TO BE DONE —
In the listing below, locate the lines bearing the word "title". Copy every one of them.

MATERIAL FOR THE TASK —
☆ ☆ ☆ ☆ ☆ ☆ ☆

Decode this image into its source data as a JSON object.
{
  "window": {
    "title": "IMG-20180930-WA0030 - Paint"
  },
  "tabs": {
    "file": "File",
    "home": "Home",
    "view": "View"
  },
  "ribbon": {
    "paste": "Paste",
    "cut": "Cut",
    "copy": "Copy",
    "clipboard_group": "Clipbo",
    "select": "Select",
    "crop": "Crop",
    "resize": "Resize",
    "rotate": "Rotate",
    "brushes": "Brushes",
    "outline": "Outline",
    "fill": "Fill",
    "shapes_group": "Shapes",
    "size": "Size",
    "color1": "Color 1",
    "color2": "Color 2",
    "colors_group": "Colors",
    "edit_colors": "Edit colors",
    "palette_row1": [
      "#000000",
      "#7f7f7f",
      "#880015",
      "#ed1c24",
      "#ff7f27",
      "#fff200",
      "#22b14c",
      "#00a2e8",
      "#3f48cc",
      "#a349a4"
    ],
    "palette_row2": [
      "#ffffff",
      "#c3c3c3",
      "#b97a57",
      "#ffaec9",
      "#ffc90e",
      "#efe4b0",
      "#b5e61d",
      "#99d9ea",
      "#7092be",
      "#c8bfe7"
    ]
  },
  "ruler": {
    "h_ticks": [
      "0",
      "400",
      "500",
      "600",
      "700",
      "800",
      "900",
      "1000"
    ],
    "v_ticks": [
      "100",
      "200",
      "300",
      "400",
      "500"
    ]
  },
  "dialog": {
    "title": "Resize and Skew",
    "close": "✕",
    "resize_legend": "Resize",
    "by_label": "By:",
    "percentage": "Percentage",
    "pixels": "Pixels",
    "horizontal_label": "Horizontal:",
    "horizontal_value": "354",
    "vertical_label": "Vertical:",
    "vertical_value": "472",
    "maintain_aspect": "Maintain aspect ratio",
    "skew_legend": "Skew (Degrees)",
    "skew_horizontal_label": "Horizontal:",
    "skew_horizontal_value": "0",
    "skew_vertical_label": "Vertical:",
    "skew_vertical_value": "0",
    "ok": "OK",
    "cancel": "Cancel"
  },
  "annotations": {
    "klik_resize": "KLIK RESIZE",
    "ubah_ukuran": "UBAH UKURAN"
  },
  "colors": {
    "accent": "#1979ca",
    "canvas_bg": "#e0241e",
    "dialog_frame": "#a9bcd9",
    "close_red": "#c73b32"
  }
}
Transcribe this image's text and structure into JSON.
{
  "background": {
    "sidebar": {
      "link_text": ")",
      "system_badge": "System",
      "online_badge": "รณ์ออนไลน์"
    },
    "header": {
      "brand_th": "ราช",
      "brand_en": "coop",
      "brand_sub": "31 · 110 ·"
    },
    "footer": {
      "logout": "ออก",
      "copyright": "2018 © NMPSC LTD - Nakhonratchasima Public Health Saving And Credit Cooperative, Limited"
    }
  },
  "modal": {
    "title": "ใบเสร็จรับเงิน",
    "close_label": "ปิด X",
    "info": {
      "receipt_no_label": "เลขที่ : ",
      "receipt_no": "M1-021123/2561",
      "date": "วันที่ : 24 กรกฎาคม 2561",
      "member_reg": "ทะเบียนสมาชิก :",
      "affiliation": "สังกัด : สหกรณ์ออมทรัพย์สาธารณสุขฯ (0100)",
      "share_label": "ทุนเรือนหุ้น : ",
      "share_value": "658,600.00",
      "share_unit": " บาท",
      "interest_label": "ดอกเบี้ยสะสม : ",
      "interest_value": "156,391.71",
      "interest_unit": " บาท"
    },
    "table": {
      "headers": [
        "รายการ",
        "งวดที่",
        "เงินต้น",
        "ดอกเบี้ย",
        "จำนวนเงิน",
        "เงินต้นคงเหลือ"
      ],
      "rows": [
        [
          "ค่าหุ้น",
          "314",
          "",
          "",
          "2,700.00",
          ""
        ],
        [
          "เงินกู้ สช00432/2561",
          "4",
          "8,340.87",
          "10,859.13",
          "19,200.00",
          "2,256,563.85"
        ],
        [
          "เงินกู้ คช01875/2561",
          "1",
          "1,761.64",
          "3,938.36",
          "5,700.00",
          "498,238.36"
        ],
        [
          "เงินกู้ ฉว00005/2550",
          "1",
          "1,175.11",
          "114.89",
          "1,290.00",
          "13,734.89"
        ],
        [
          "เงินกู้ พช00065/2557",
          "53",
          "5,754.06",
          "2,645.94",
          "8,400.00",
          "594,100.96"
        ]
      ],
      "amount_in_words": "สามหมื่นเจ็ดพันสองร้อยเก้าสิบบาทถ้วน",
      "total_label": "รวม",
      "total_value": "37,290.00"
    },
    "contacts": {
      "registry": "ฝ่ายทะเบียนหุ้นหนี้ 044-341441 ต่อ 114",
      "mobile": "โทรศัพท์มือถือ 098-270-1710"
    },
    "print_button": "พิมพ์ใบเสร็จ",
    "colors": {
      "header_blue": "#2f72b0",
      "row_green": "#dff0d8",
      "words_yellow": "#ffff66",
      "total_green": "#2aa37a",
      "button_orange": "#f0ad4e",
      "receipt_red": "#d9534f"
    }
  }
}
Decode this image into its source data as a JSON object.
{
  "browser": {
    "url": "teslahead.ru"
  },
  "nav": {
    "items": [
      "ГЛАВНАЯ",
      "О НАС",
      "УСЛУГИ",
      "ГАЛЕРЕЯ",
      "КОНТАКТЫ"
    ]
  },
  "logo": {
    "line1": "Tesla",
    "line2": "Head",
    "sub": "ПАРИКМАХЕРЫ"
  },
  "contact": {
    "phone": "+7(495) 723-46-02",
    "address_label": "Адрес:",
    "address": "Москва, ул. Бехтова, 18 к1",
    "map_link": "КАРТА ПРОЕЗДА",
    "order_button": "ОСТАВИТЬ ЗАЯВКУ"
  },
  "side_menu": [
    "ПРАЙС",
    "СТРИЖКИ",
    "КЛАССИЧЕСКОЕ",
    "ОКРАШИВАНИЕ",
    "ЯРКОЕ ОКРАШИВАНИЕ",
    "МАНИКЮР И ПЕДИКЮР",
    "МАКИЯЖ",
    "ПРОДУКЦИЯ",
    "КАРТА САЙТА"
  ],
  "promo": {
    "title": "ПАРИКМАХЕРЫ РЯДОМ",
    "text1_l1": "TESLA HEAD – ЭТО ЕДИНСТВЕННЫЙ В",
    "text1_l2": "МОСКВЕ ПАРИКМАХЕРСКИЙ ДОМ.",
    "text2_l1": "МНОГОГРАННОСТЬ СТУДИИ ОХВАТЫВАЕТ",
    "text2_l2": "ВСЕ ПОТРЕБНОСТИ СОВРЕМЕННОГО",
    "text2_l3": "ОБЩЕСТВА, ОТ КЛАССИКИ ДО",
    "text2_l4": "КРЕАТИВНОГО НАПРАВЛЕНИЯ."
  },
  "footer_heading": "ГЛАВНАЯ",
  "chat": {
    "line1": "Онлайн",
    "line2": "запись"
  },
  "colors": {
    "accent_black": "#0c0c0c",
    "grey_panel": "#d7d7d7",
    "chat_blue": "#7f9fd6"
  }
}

☆ ☆ ☆ ☆ ☆ ☆ ☆

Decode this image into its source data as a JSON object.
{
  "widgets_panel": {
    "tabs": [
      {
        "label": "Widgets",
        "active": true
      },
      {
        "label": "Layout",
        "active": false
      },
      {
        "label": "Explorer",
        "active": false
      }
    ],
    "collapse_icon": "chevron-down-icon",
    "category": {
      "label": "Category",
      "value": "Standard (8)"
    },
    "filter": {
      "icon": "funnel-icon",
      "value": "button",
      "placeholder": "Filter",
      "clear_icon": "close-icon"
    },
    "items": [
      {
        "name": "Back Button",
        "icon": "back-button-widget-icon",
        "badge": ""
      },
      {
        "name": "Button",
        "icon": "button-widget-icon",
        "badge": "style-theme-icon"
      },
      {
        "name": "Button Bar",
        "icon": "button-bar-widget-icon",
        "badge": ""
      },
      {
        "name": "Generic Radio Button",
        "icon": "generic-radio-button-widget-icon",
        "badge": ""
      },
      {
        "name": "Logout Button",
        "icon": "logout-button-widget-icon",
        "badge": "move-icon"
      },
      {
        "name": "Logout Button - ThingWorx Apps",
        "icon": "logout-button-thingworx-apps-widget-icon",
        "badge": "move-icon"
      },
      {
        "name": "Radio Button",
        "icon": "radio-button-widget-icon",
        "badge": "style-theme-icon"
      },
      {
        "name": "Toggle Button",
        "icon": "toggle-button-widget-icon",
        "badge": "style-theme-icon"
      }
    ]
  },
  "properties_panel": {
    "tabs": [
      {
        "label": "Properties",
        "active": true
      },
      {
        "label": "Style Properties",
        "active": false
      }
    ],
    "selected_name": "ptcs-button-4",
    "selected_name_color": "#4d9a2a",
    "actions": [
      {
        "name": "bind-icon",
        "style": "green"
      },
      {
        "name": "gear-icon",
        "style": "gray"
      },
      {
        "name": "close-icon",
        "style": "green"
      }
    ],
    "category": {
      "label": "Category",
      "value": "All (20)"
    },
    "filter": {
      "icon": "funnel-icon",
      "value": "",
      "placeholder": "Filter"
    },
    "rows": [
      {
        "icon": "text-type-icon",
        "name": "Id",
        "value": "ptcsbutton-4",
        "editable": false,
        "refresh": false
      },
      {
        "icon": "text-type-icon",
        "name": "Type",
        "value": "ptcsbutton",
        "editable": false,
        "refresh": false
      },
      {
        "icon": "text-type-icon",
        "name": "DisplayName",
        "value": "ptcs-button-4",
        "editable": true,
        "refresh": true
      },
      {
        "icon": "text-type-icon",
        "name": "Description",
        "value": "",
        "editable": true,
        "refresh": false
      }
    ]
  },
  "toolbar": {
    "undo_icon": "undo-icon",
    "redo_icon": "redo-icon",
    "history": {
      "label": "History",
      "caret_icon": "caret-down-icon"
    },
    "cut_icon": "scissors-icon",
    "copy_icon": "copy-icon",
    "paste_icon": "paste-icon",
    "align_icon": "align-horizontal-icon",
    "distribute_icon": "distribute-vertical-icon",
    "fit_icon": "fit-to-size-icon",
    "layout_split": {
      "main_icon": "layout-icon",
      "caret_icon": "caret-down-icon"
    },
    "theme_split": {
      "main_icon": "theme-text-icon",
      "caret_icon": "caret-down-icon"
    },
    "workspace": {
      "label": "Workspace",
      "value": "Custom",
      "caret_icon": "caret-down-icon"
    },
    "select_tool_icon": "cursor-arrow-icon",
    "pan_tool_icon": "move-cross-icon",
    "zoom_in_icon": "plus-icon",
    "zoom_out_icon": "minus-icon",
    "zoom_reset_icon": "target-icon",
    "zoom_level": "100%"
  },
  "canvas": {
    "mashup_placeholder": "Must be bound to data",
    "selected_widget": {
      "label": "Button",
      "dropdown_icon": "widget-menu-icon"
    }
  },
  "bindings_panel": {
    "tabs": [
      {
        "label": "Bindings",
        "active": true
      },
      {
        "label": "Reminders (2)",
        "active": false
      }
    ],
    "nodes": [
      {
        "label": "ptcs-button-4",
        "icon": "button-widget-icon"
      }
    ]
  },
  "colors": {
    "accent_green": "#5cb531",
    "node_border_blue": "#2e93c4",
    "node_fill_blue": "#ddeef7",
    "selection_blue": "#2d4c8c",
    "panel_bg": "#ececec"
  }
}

☆ ☆ ☆ ☆ ☆ ☆ ☆

EXERCISE OUTPUT —
    "title": "IMG-20180930-WA0030 - Paint"
    "title": "Resize and Skew",
    "title": "ใบเสร็จรับเงิน",
    "title": "ПАРИКМАХЕРЫ РЯДОМ",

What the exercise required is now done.